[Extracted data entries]
* begin *
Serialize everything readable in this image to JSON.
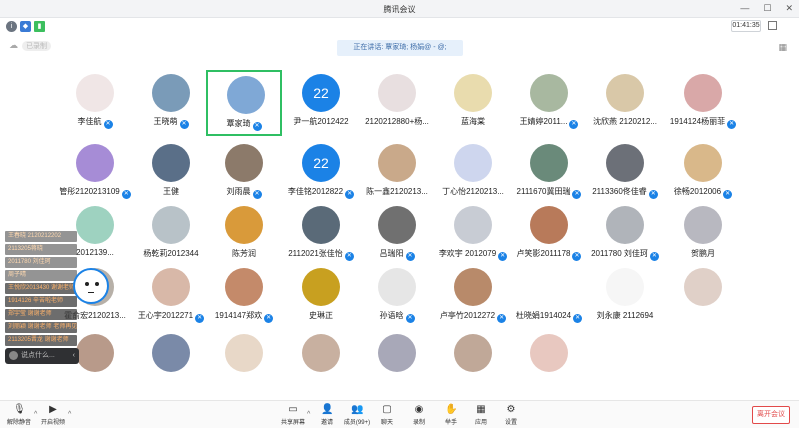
{
  "window": {
    "title": "腾讯会议",
    "timer": "01:41:35"
  },
  "speaking": "正在讲话: 覃家琦; 杨娟@ - @;",
  "cloud": {
    "label": "已录制"
  },
  "participants": [
    {
      "name": "李佳航",
      "color": "#f0e6e6",
      "badge": true
    },
    {
      "name": "王晓萌",
      "color": "#7a9bb8",
      "badge": true
    },
    {
      "name": "覃家琦",
      "color": "#7fa8d6",
      "badge": true,
      "active": true
    },
    {
      "name": "尹一航2012422",
      "number": "22",
      "badge": false
    },
    {
      "name": "2120212880+杨...",
      "color": "#e8dfe0",
      "badge": false
    },
    {
      "name": "蓝海棠",
      "color": "#e9dcae",
      "badge": false
    },
    {
      "name": "王婧婷2011...",
      "color": "#a8b8a0",
      "badge": true
    },
    {
      "name": "沈欣燕 2120212...",
      "color": "#d9c8a8",
      "badge": false
    },
    {
      "name": "1914124杨丽菲",
      "color": "#d9a8a8",
      "badge": true
    },
    {
      "name": "管彤2120213109",
      "color": "#a68cd6",
      "badge": true
    },
    {
      "name": "王健",
      "color": "#5a6f88",
      "badge": false
    },
    {
      "name": "刘雨晨",
      "color": "#8c7a6a",
      "badge": true
    },
    {
      "name": "李佳铭2012822",
      "number": "22",
      "badge": true
    },
    {
      "name": "陈一鑫2120213...",
      "color": "#c9a98a",
      "badge": false
    },
    {
      "name": "丁心怡2120213...",
      "color": "#ced6ee",
      "badge": false
    },
    {
      "name": "2111670冀田瑞",
      "color": "#6a8a7a",
      "badge": true
    },
    {
      "name": "2113360佟佳睿",
      "color": "#6c7078",
      "badge": true
    },
    {
      "name": "徐畅2012006",
      "color": "#d9b88a",
      "badge": true
    },
    {
      "name": "2012139...",
      "color": "#9ed2c0",
      "badge": false
    },
    {
      "name": "杨乾莉2012344",
      "color": "#b8c2c8",
      "badge": false
    },
    {
      "name": "陈芳润",
      "color": "#d99a3a",
      "badge": false
    },
    {
      "name": "2112021张佳怡",
      "color": "#5a6a78",
      "badge": true
    },
    {
      "name": "吕瑞阳",
      "color": "#707070",
      "badge": true
    },
    {
      "name": "李欢宇 2012079",
      "color": "#c8ccd4",
      "badge": true
    },
    {
      "name": "卢笑影2011178",
      "color": "#b87a5a",
      "badge": true
    },
    {
      "name": "2011780 刘佳珂",
      "color": "#b0b4ba",
      "badge": true
    },
    {
      "name": "贺鹏月",
      "color": "#b8b8c0",
      "badge": false
    },
    {
      "name": "霍俞宏2120213...",
      "color": "#b7b0a8",
      "badge": false
    },
    {
      "name": "王心宇2012271",
      "color": "#d8b8a8",
      "badge": true
    },
    {
      "name": "1914147郑欢",
      "color": "#c48a6a",
      "badge": true
    },
    {
      "name": "史琳正",
      "color": "#c8a020",
      "badge": false
    },
    {
      "name": "孙语晗",
      "color": "#e6e6e6",
      "badge": true
    },
    {
      "name": "卢亭竹2012272",
      "color": "#b88a6a",
      "badge": true
    },
    {
      "name": "杜晓娟1914024",
      "color": "#ffffff",
      "badge": true
    },
    {
      "name": "刘永康 2112694",
      "color": "#f6f6f6",
      "badge": false
    },
    {
      "name": "",
      "color": "#e0d0c8",
      "badge": false
    },
    {
      "name": "",
      "color": "#b89a8a",
      "badge": false
    },
    {
      "name": "",
      "color": "#7a8aa8",
      "badge": false
    },
    {
      "name": "",
      "color": "#e8d8c8",
      "badge": false
    },
    {
      "name": "",
      "color": "#c8b0a0",
      "badge": false
    },
    {
      "name": "",
      "color": "#a8a8b8",
      "badge": false
    },
    {
      "name": "",
      "color": "#c0a898",
      "badge": false
    },
    {
      "name": "",
      "color": "#e8c8c0",
      "badge": false
    }
  ],
  "chat": {
    "messages": [
      "王春晓 2120212202",
      "2113205蒋晓",
      "2011780 刘佳珂",
      "周子晴",
      "王悦欣2013430  谢谢老师",
      "1914126  辛苦啦老师",
      "郑宇莹  谢谢老师",
      "刘丽颖  谢谢老师 老师再见!",
      "2113205晋龙  谢谢老师"
    ],
    "input_placeholder": "说点什么..."
  },
  "toolbar": {
    "mute": "解除静音",
    "video": "开启视频",
    "share": "共享屏幕",
    "invite": "邀请",
    "members": "成员(99+)",
    "chat": "聊天",
    "record": "录制",
    "react": "举手",
    "apps": "应用",
    "settings": "设置",
    "end": "离开会议"
  }
}
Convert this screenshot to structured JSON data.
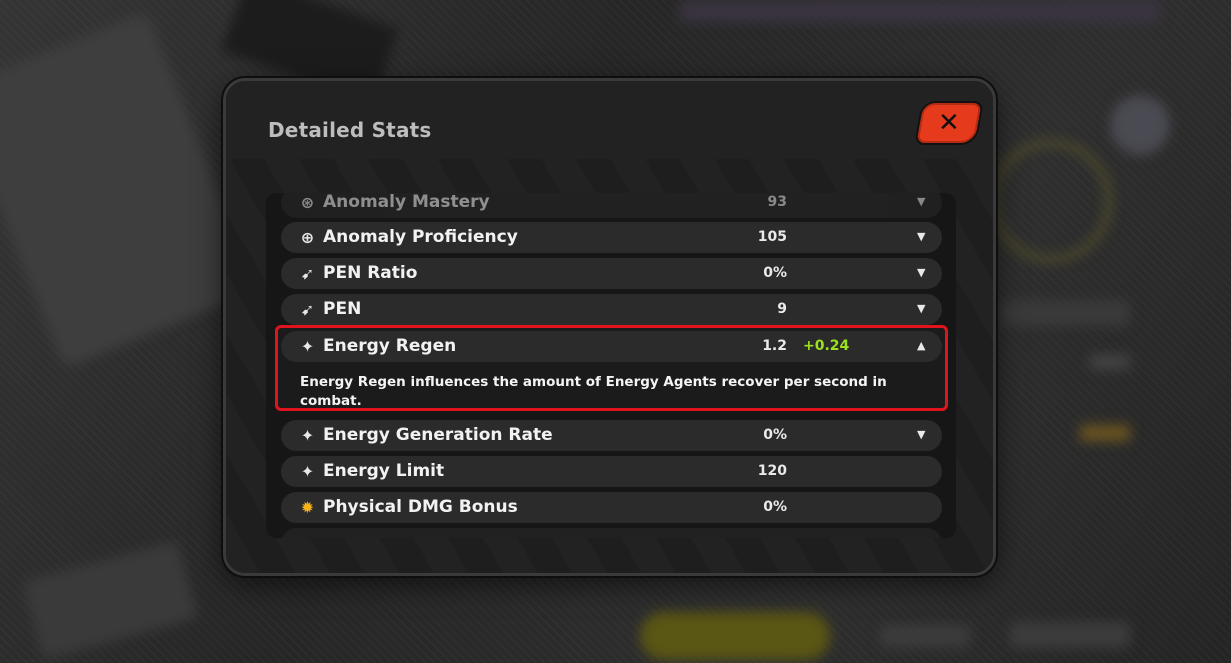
* end *
Omit every image. Quote each record exactly.

- _PROBLEM SOLUTION_
Serialize everything readable in this image to JSON.
{
  "window": {
    "title": "腾讯会议",
    "timer": "01:41:35"
  },
  "speaking": "正在讲话: 覃家琦; 杨娟@ - @;",
  "cloud": {
    "label": "已录制"
  },
  "participants": [
    {
      "name": "李佳航",
      "color": "#f0e6e6",
      "badge": true
    },
    {
      "name": "王晓萌",
      "color": "#7a9bb8",
      "badge": true
    },
    {
      "name": "覃家琦",
      "color": "#7fa8d6",
      "badge": true,
      "active": true
    },
    {
      "name": "尹一航2012422",
      "number": "22",
      "badge": false
    },
    {
      "name": "2120212880+杨...",
      "color": "#e8dfe0",
      "badge": false
    },
    {
      "name": "蓝海棠",
      "color": "#e9dcae",
      "badge": false
    },
    {
      "name": "王婧婷2011...",
      "color": "#a8b8a0",
      "badge": true
    },
    {
      "name": "沈欣燕 2120212...",
      "color": "#d9c8a8",
      "badge": false
    },
    {
      "name": "1914124杨丽菲",
      "color": "#d9a8a8",
      "badge": true
    },
    {
      "name": "管彤2120213109",
      "color": "#a68cd6",
      "badge": true
    },
    {
      "name": "王健",
      "color": "#5a6f88",
      "badge": false
    },
    {
      "name": "刘雨晨",
      "color": "#8c7a6a",
      "badge": true
    },
    {
      "name": "李佳铭2012822",
      "number": "22",
      "badge": true
    },
    {
      "name": "陈一鑫2120213...",
      "color": "#c9a98a",
      "badge": false
    },
    {
      "name": "丁心怡2120213...",
      "color": "#ced6ee",
      "badge": false
    },
    {
      "name": "2111670冀田瑞",
      "color": "#6a8a7a",
      "badge": true
    },
    {
      "name": "2113360佟佳睿",
      "color": "#6c7078",
      "badge": true
    },
    {
      "name": "徐畅2012006",
      "color": "#d9b88a",
      "badge": true
    },
    {
      "name": "2012139...",
      "color": "#9ed2c0",
      "badge": false
    },
    {
      "name": "杨乾莉2012344",
      "color": "#b8c2c8",
      "badge": false
    },
    {
      "name": "陈芳润",
      "color": "#d99a3a",
      "badge": false
    },
    {
      "name": "2112021张佳怡",
      "color": "#5a6a78",
      "badge": true
    },
    {
      "name": "吕瑞阳",
      "color": "#707070",
      "badge": true
    },
    {
      "name": "李欢宇 2012079",
      "color": "#c8ccd4",
      "badge": true
    },
    {
      "name": "卢笑影2011178",
      "color": "#b87a5a",
      "badge": true
    },
    {
      "name": "2011780 刘佳珂",
      "color": "#b0b4ba",
      "badge": true
    },
    {
      "name": "贺鹏月",
      "color": "#b8b8c0",
      "badge": false
    },
    {
      "name": "霍俞宏2120213...",
      "color": "#b7b0a8",
      "badge": false
    },
    {
      "name": "王心宇2012271",
      "color": "#d8b8a8",
      "badge": true
    },
    {
      "name": "1914147郑欢",
      "color": "#c48a6a",
      "badge": true
    },
    {
      "name": "史琳正",
      "color": "#c8a020",
      "badge": false
    },
    {
      "name": "孙语晗",
      "color": "#e6e6e6",
      "badge": true
    },
    {
      "name": "卢亭竹2012272",
      "color": "#b88a6a",
      "badge": true
    },
    {
      "name": "杜晓娟1914024",
      "color": "#ffffff",
      "badge": true
    },
    {
      "name": "刘永康 2112694",
      "color": "#f6f6f6",
      "badge": false
    },
    {
      "name": "",
      "color": "#e0d0c8",
      "badge": false
    },
    {
      "name": "",
      "color": "#b89a8a",
      "badge": false
    },
    {
      "name": "",
      "color": "#7a8aa8",
      "badge": false
    },
    {
      "name": "",
      "color": "#e8d8c8",
      "badge": false
    },
    {
      "name": "",
      "color": "#c8b0a0",
      "badge": false
    },
    {
      "name": "",
      "color": "#a8a8b8",
      "badge": false
    },
    {
      "name": "",
      "color": "#c0a898",
      "badge": false
    },
    {
      "name": "",
      "color": "#e8c8c0",
      "badge": false
    }
  ],
  "chat": {
    "messages": [
      "王春晓 2120212202",
      "2113205蒋晓",
      "2011780 刘佳珂",
      "周子晴",
      "王悦欣2013430  谢谢老师",
      "1914126  辛苦啦老师",
      "郑宇莹  谢谢老师",
      "刘丽颖  谢谢老师 老师再见!",
      "2113205晋龙  谢谢老师"
    ],
    "input_placeholder": "说点什么..."
  },
  "toolbar": {
    "mute": "解除静音",
    "video": "开启视频",
    "share": "共享屏幕",
    "invite": "邀请",
    "members": "成员(99+)",
    "chat": "聊天",
    "record": "录制",
    "react": "举手",
    "apps": "应用",
    "settings": "设置",
    "end": "离开会议"
  }
}
Convert this screenshot to structured JSON data.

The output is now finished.